Start Data listing

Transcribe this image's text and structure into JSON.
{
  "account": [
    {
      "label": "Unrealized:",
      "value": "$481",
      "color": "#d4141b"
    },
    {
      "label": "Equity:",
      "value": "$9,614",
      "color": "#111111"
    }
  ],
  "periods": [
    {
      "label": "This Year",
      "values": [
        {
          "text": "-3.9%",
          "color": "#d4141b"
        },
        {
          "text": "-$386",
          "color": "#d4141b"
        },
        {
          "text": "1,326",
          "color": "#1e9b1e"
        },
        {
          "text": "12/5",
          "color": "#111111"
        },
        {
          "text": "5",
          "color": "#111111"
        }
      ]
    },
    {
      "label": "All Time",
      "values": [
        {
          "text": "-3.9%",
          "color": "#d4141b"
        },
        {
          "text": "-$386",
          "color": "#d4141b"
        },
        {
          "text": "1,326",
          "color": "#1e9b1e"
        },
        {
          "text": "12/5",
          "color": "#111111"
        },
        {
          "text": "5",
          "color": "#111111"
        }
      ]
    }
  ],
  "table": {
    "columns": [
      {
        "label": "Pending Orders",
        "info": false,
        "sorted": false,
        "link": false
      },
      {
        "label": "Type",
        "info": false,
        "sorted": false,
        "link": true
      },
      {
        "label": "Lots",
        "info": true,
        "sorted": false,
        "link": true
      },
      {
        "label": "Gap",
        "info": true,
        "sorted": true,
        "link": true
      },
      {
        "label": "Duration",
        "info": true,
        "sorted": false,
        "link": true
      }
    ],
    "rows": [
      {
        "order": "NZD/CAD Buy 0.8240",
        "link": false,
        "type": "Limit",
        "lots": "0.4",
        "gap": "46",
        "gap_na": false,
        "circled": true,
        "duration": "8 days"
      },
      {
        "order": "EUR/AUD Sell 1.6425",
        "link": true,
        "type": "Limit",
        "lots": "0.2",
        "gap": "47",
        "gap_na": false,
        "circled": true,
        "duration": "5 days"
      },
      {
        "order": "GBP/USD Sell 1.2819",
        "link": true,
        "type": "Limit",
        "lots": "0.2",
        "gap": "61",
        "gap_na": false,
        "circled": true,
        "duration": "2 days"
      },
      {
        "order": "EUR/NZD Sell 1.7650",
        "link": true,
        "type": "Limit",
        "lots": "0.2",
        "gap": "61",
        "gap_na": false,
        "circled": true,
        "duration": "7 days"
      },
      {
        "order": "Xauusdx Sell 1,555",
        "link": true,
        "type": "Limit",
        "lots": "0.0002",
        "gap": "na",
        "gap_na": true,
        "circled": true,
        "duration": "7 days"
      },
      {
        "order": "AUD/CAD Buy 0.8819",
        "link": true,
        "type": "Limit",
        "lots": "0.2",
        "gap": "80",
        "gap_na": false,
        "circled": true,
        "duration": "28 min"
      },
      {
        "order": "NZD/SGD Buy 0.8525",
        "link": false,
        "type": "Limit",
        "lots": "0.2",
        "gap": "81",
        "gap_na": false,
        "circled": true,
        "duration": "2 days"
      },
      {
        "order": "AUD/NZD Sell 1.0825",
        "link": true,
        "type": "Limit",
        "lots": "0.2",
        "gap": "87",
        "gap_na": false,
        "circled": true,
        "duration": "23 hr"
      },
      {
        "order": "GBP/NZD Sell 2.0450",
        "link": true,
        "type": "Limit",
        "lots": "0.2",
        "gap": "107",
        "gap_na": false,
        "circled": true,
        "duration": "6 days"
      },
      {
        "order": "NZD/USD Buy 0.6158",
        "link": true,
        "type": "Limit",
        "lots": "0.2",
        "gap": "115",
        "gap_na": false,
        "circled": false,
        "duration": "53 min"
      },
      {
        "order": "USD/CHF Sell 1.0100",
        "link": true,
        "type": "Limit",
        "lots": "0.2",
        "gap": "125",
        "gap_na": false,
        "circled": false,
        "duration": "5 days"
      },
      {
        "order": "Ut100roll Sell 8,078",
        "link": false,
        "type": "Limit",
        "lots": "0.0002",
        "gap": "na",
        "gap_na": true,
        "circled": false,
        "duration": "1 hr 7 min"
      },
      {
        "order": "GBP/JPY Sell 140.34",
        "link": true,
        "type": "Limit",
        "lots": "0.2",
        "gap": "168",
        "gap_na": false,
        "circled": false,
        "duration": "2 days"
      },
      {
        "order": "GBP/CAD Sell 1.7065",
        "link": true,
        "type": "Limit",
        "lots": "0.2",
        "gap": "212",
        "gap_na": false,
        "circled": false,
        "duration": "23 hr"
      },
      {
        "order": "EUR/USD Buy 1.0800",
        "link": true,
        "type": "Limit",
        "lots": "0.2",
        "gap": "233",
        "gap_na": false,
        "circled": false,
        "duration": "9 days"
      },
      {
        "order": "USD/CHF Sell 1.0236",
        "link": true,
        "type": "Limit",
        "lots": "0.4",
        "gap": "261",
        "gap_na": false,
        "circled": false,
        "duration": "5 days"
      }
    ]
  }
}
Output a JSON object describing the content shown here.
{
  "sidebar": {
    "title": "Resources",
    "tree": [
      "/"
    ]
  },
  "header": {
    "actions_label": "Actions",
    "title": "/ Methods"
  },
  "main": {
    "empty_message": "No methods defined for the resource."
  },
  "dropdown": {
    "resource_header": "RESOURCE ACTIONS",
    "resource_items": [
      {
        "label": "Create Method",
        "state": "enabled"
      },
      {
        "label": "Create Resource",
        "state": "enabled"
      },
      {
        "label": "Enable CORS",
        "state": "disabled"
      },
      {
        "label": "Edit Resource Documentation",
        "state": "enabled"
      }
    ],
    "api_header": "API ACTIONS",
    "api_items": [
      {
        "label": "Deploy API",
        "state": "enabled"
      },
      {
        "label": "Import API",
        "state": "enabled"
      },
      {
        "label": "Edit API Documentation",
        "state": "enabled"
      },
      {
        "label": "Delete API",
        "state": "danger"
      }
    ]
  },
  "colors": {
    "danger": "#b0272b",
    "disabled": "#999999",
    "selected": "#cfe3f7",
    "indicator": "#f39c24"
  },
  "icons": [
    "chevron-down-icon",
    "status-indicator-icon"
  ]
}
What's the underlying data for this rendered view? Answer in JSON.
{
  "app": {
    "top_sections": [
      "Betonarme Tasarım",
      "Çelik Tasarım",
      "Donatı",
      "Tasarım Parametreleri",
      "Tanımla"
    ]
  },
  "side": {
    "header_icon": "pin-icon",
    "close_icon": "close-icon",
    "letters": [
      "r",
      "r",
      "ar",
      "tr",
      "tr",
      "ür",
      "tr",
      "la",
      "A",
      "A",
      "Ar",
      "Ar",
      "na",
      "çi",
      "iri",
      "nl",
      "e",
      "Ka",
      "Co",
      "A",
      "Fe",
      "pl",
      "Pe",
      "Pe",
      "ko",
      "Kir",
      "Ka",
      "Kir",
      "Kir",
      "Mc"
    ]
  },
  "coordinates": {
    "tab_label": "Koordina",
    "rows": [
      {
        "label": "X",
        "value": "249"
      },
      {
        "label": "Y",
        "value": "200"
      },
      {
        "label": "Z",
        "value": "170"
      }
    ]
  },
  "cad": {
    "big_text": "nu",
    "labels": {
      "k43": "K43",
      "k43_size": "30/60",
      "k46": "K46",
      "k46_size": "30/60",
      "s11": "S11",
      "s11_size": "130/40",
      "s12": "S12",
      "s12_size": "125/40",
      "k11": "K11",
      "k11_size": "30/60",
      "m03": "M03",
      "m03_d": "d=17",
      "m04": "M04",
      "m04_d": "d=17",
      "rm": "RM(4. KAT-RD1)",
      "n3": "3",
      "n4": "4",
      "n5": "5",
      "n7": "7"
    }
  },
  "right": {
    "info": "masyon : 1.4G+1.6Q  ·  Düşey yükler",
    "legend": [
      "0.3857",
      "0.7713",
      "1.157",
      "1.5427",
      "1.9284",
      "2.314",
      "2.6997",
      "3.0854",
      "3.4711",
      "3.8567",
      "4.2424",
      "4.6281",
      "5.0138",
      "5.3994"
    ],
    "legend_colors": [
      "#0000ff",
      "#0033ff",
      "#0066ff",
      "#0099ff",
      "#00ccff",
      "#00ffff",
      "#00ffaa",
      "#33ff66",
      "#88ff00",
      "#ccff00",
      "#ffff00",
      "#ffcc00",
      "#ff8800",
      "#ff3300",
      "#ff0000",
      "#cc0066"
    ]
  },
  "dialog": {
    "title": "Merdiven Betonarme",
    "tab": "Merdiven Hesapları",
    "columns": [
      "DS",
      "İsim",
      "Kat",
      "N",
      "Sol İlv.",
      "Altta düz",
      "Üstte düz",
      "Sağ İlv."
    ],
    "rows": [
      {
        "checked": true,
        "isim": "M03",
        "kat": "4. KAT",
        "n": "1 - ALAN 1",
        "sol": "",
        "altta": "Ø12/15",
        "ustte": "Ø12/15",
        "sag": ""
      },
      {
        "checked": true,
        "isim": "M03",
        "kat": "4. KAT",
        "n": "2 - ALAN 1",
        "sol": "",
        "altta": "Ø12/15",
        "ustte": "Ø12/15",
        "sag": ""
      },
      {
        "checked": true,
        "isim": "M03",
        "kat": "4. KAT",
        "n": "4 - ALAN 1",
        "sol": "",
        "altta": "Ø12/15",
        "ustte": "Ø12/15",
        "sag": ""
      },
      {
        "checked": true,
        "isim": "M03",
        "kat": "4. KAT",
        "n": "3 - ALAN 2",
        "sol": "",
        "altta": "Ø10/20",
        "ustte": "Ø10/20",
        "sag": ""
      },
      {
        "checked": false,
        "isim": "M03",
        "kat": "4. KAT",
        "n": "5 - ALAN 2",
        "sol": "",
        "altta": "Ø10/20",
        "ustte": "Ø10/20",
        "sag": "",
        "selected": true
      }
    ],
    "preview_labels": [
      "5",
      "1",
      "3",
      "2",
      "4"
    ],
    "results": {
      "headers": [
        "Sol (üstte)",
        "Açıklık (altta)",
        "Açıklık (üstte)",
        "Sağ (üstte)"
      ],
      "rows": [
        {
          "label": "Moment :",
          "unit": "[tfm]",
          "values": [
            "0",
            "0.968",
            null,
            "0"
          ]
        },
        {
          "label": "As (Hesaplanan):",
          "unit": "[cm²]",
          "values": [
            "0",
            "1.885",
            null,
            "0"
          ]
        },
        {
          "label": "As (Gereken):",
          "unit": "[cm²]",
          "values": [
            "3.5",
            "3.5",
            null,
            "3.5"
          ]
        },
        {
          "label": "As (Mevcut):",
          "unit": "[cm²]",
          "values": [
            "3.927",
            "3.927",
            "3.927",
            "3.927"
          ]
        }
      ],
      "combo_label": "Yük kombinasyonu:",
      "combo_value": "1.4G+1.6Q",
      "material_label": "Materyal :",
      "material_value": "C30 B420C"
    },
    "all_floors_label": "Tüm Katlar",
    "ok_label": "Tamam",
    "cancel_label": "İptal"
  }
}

End Data listing

Written request: Make a tally of the lines in this data that include the string "JSON", and answer with that tally alone.

Response to the exercise: 3